[start]
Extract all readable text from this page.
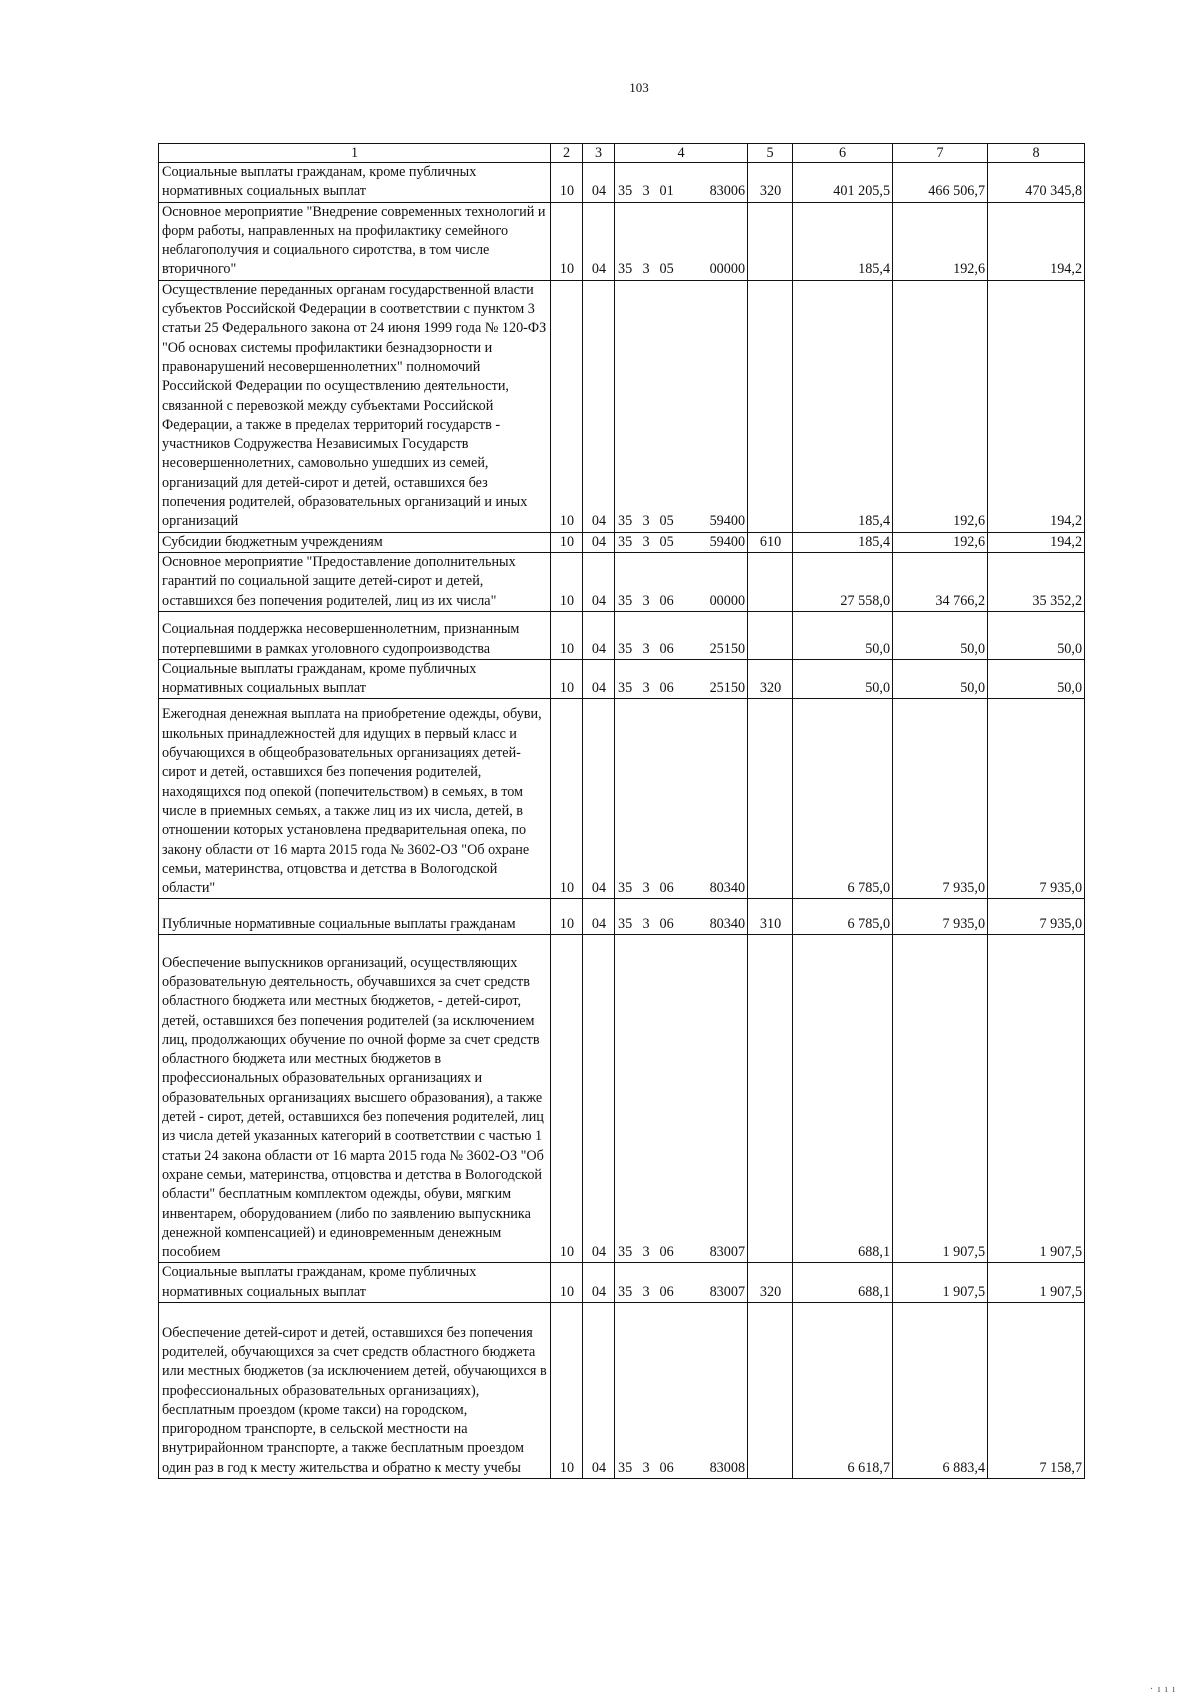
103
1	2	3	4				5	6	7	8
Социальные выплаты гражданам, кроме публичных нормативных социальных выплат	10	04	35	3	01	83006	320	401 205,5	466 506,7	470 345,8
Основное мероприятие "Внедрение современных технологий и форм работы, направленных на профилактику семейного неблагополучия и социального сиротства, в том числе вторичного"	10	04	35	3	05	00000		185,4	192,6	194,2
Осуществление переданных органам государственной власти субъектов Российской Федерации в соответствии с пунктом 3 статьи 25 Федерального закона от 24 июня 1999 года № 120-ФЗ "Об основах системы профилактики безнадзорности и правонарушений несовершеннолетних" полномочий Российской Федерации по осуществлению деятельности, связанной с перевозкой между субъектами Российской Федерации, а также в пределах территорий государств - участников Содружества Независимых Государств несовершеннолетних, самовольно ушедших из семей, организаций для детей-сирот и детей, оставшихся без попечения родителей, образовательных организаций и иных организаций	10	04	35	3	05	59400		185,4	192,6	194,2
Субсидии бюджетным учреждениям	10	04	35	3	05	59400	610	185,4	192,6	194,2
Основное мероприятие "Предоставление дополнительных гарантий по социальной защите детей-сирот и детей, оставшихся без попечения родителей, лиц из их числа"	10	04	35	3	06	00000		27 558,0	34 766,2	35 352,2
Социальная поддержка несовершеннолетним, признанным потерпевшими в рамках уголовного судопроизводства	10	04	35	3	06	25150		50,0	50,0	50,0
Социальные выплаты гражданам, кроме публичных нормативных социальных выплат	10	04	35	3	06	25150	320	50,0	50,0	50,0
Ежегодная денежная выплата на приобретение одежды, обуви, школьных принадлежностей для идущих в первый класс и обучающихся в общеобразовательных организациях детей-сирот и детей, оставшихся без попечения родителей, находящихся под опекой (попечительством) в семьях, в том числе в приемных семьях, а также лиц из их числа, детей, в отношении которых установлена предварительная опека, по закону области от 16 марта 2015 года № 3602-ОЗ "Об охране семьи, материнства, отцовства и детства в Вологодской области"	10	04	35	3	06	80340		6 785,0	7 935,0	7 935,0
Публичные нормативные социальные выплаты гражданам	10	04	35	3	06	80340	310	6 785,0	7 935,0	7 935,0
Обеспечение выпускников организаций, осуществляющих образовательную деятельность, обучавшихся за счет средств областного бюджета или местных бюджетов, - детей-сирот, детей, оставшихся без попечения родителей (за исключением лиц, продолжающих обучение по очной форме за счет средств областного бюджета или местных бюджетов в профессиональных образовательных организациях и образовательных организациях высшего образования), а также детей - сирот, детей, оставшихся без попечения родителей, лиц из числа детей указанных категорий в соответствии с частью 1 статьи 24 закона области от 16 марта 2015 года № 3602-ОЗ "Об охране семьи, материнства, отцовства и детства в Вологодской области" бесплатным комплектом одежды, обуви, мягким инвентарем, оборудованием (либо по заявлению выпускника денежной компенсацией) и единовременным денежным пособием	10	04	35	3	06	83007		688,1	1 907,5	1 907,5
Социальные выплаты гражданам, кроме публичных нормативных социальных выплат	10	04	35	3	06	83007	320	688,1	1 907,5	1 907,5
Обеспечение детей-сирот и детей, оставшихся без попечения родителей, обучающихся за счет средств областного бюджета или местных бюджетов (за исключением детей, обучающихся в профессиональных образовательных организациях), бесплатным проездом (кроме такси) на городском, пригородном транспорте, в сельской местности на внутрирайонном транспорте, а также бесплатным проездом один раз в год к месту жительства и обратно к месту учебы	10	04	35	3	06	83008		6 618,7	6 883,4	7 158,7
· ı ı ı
[end]
[start]
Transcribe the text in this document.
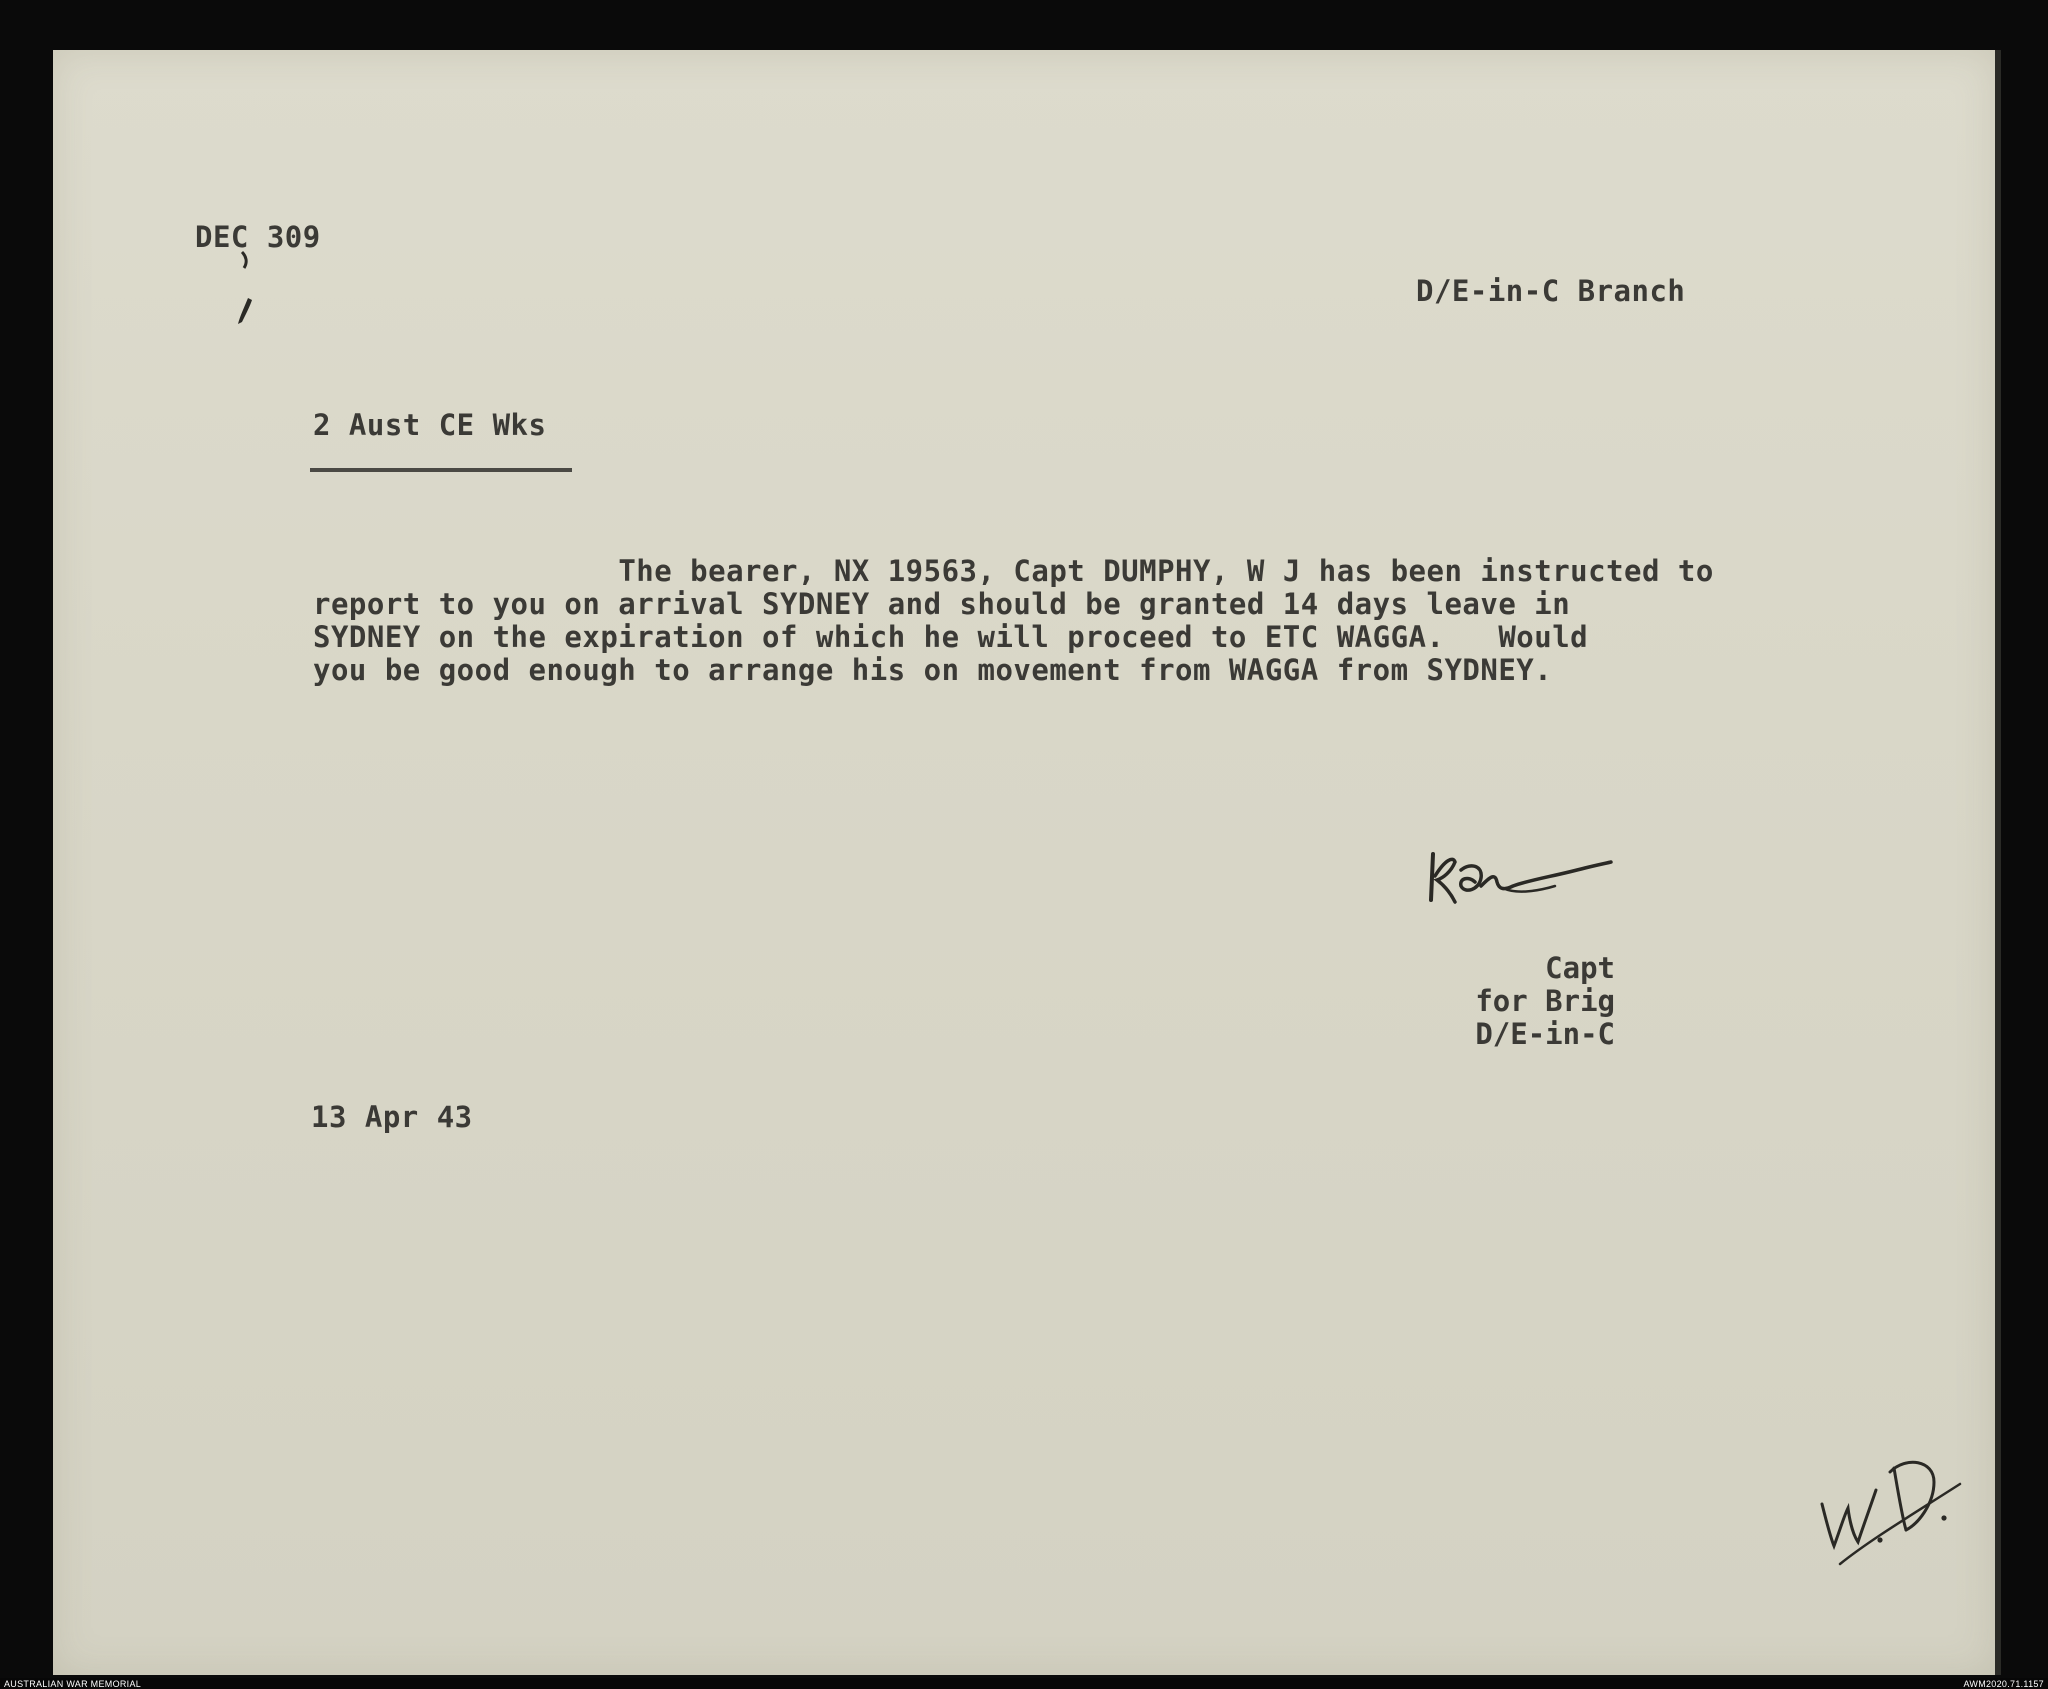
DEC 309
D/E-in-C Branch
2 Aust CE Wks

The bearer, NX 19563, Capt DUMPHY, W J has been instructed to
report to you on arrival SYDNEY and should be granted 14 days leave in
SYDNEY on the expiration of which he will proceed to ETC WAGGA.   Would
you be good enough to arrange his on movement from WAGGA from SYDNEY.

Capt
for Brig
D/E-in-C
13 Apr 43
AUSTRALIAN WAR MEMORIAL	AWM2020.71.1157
[end]
Exercise goal: Provide only the number of lines in the records containing the string "одежды".

Result for this exercise: 2